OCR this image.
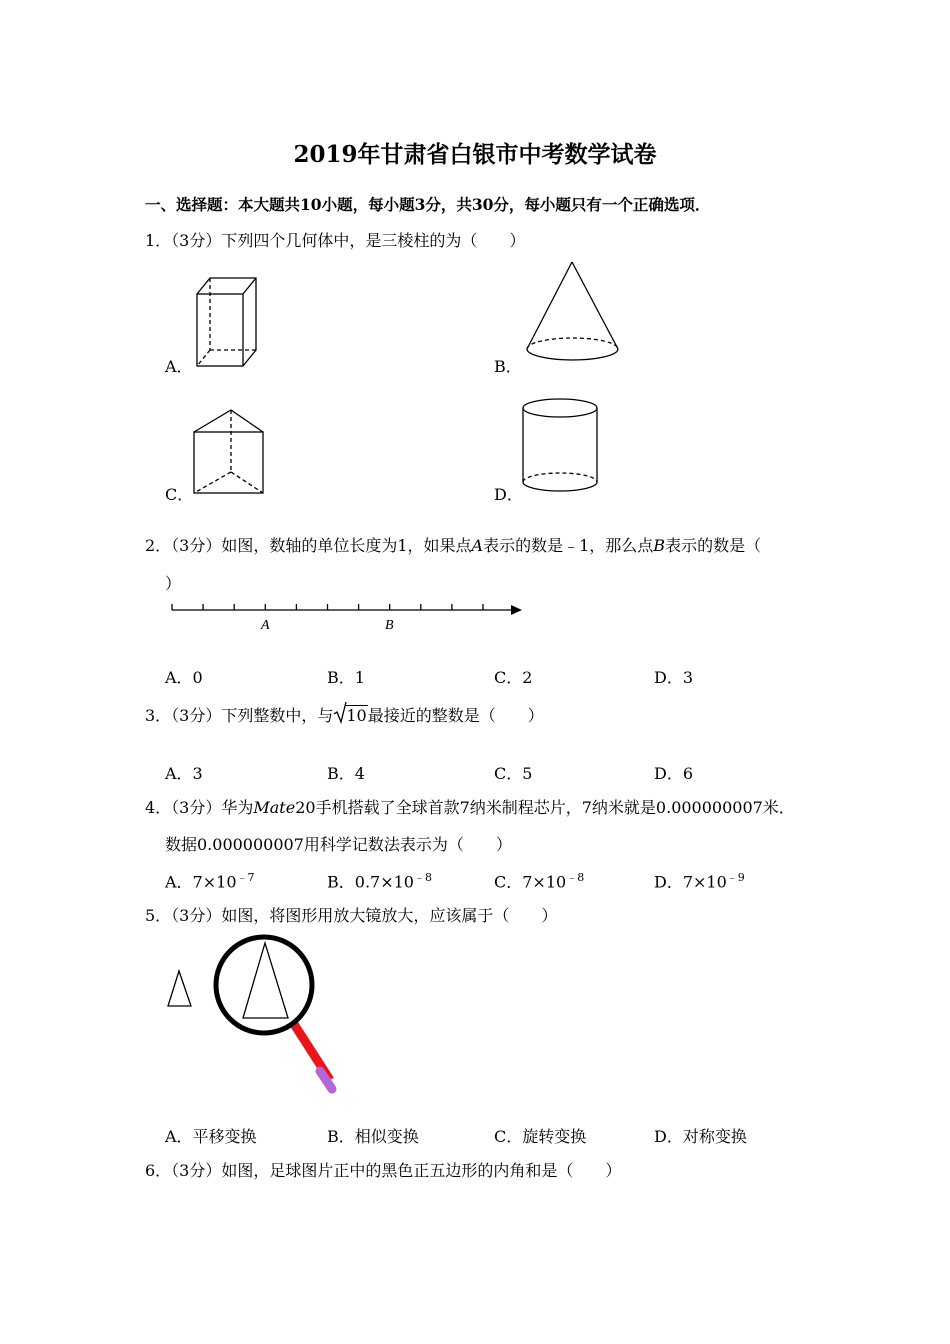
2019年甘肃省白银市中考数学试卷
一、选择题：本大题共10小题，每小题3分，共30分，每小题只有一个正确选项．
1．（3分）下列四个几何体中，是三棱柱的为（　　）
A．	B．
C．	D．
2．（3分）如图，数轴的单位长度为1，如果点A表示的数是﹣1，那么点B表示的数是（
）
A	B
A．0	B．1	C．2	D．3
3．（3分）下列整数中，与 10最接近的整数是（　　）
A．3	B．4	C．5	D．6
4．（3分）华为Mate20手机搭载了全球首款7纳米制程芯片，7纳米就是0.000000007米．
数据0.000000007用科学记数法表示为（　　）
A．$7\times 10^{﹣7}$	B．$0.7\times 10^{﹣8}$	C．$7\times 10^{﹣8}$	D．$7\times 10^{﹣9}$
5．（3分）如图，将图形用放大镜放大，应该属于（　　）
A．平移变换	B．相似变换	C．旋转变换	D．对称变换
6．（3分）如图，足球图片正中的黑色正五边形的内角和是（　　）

-.-.-

● **TASK GOAL**
Give every line back word for word and leave the pictures out.

● **SOLUTION BELOW**
OCR this image.
2019年甘肃省白银市中考数学试卷
一、选择题：本大题共10小题，每小题3分，共30分，每小题只有一个正确选项．
1．（3分）下列四个几何体中，是三棱柱的为（　　）
A．	B．
C．	D．
2．（3分）如图，数轴的单位长度为1，如果点A表示的数是﹣1，那么点B表示的数是（
）
A	B
A．0	B．1	C．2	D．3
3．（3分）下列整数中，与 10最接近的整数是（　　）
A．3	B．4	C．5	D．6
4．（3分）华为Mate20手机搭载了全球首款7纳米制程芯片，7纳米就是0.000000007米．
数据0.000000007用科学记数法表示为（　　）
A．$7\times 10^{﹣7}$	B．$0.7\times 10^{﹣8}$	C．$7\times 10^{﹣8}$	D．$7\times 10^{﹣9}$
5．（3分）如图，将图形用放大镜放大，应该属于（　　）
A．平移变换	B．相似变换	C．旋转变换	D．对称变换
6．（3分）如图，足球图片正中的黑色正五边形的内角和是（　　）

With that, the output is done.